## BEGIN

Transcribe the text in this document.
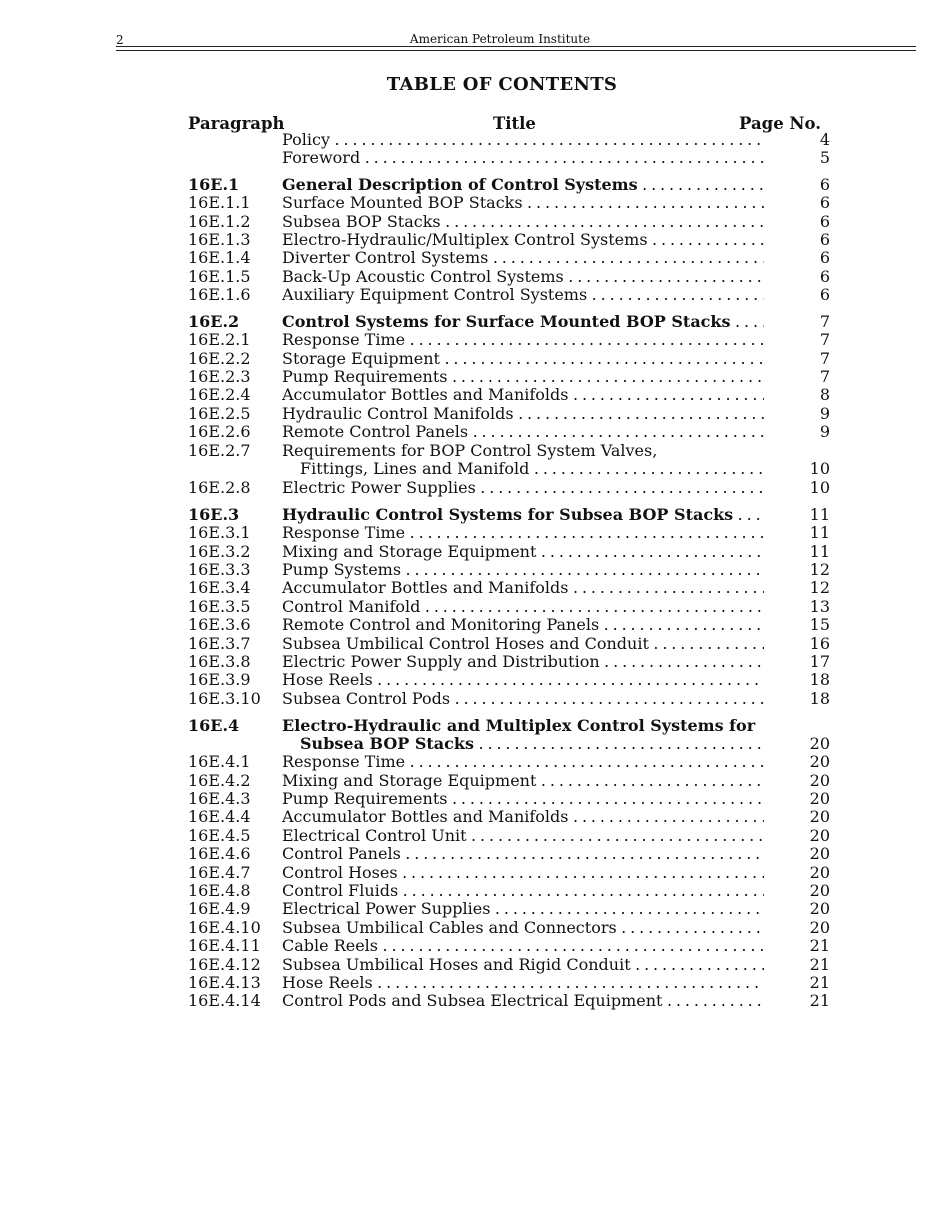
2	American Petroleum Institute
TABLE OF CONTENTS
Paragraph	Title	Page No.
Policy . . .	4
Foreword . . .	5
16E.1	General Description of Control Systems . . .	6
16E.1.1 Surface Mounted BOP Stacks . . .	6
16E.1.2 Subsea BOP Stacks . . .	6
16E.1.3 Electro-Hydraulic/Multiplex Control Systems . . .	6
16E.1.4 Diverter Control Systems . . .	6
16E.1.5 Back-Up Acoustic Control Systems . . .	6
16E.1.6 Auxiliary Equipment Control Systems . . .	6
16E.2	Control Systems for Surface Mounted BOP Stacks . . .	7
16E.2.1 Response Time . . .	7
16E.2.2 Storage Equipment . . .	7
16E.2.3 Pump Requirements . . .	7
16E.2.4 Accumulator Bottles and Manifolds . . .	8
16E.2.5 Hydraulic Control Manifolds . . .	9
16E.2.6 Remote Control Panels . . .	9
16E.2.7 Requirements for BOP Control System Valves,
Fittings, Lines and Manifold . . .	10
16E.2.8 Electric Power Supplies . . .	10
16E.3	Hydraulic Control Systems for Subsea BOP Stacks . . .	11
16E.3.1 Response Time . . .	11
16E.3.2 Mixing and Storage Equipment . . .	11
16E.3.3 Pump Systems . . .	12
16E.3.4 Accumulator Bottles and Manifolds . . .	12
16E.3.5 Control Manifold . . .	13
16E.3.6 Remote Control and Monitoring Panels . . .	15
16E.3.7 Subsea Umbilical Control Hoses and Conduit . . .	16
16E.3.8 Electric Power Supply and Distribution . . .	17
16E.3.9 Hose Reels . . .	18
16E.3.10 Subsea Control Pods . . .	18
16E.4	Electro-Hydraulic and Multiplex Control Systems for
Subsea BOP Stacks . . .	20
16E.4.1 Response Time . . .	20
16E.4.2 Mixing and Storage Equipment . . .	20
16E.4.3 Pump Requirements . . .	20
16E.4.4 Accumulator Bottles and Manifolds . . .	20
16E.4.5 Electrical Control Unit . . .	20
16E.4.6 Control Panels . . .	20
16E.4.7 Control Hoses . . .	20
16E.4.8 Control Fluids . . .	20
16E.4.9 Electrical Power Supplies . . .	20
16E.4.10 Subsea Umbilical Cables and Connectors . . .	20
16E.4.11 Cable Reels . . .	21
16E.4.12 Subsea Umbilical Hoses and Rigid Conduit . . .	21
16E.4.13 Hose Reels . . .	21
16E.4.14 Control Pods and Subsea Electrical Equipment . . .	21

## END

## EXERCISE DIRECTIONS:
Copy out every line from the material above in which the word "Requirements" appears.

## FINISHED ANSWER:
16E.2.3 Pump Requirements . . .	7
16E.2.7 Requirements for BOP Control System Valves,
16E.4.3 Pump Requirements . . .	20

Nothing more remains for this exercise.